Extrait du document:
Une importante partie de la doctrine, à laquelle il semble plus facile de se rallier, estime que l'arrêt " Déchets wallons " constitue simplement une décision d'espèce. Il semble effectivement que la solution de la Cour ait été motivée par les circonstances exceptionnelles de l'affaire. De plus, comme le souligne à juste titre N. HERVE-FOURNEREAU, le juge ne semble pas " renier les conditions précises d'application de sa jurisprudence 'Cassis' "[125]. Il reconnaît effectivement " qu'il est vrai que les exigences impératives n'entrent en ligne de compte que s'agissant de mesures indistinctement applicables aux produits nationaux et importés "[126].
Si l'arrêt " Déchets wallons " introduit une difficulté dans l'application des critères jurisprudentiels de 1979, et ce, par l'application d'un principe classique du droit de l'environnement, on peut donc douter qu'il constitue un véritable revirement jurisprudentiel. Cette appréciation semble d'autant plus réaliste qu'un arrêt récemment rendu par la CJCE revient à l'orthodoxie de la jurisprudence relative aux " exigences impératives ".
§ 2- Le retour à l'orthodoxie de 1979 : l'arrêt " Safety " (1998)[127]
L'arrêt " Safety " en date du 14 juillet 1998 illustre une nouvelle fois la volonté du juge des Communautés européennes de concilier objectif de protection de l'environnement et principe de libre circulation des marchandises. Il constitue en cela une récente application de la jurisprudence " Cassis de Dijon " en matière environnementale (A) et, contrairement à la décision " Déchets wallons ", semble être conforme aux critères jurisprudentiels dégagés en 1979 (B).

Lignes de données:
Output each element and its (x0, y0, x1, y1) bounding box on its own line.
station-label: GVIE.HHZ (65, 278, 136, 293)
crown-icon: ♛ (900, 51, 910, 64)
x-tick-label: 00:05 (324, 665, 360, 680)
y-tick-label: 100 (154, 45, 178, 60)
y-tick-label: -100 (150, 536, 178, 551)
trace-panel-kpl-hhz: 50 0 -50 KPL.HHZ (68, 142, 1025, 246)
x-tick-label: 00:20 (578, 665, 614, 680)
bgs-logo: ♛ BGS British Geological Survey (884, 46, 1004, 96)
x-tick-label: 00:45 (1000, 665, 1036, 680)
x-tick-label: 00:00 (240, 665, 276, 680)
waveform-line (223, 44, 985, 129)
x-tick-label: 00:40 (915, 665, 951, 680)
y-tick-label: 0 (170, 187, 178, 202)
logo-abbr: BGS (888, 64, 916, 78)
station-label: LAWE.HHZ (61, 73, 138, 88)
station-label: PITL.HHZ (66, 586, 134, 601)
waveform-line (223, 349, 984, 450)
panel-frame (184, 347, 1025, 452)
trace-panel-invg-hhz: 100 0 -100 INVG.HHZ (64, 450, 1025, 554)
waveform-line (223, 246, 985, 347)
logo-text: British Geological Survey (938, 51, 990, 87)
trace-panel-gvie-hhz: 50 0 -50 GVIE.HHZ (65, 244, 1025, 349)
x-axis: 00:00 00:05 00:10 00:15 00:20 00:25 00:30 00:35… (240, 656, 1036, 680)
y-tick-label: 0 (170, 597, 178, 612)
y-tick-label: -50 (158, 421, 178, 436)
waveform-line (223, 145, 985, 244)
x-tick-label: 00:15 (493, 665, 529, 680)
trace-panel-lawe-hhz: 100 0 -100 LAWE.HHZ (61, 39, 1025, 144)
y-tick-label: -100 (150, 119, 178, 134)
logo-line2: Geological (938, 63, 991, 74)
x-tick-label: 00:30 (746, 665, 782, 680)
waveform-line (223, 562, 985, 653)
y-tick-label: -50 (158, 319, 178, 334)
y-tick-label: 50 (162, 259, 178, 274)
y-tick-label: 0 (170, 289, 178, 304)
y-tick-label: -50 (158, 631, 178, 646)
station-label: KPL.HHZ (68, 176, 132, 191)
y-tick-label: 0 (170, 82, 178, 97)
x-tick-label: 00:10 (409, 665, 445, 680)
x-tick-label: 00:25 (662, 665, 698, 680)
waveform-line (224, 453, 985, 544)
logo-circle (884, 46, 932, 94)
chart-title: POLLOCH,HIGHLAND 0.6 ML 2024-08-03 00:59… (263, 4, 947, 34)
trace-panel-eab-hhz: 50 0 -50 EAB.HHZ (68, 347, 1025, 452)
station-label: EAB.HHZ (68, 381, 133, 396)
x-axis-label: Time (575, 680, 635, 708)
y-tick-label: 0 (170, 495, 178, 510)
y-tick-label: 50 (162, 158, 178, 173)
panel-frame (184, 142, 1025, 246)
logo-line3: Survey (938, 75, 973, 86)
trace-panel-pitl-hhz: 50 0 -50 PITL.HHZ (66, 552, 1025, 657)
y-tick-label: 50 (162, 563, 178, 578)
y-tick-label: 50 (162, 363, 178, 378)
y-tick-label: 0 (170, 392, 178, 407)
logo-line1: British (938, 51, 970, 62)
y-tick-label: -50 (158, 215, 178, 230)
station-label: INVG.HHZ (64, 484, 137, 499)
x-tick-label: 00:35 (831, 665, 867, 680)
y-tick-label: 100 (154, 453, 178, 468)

À faire:
Quelle suite donnez-vous à l'extrait sur la jurisprudence environnementale de la CJCE, à partir de sa dernière phrase ? Ce matériau est distinct de l'extrait sur la jurisprudence environnementale de la CJCE.

Résultat obtenu:
A/ Une récente application de la jurisprudence " Cassis de Dijon " (1979) en matière d'environnement
A la différence des précédents arrêts, la décision " Safety " ne concerne plus les déchets mais les " substances qui appauvrissent la couche d'ozone "[128]
En l'espèce, les sociétés " Safety " et " S. & T. " ont conclu un contrat portant sur la fourniture d'un produit dénommé le " NAF S III ", composé d'hydrochlorofluorocarbures (HCFC), qui est utilisé dans la lutte contre les incendies. La première s'engageait ainsi à livrer une certaine quantité du produit à la seconde.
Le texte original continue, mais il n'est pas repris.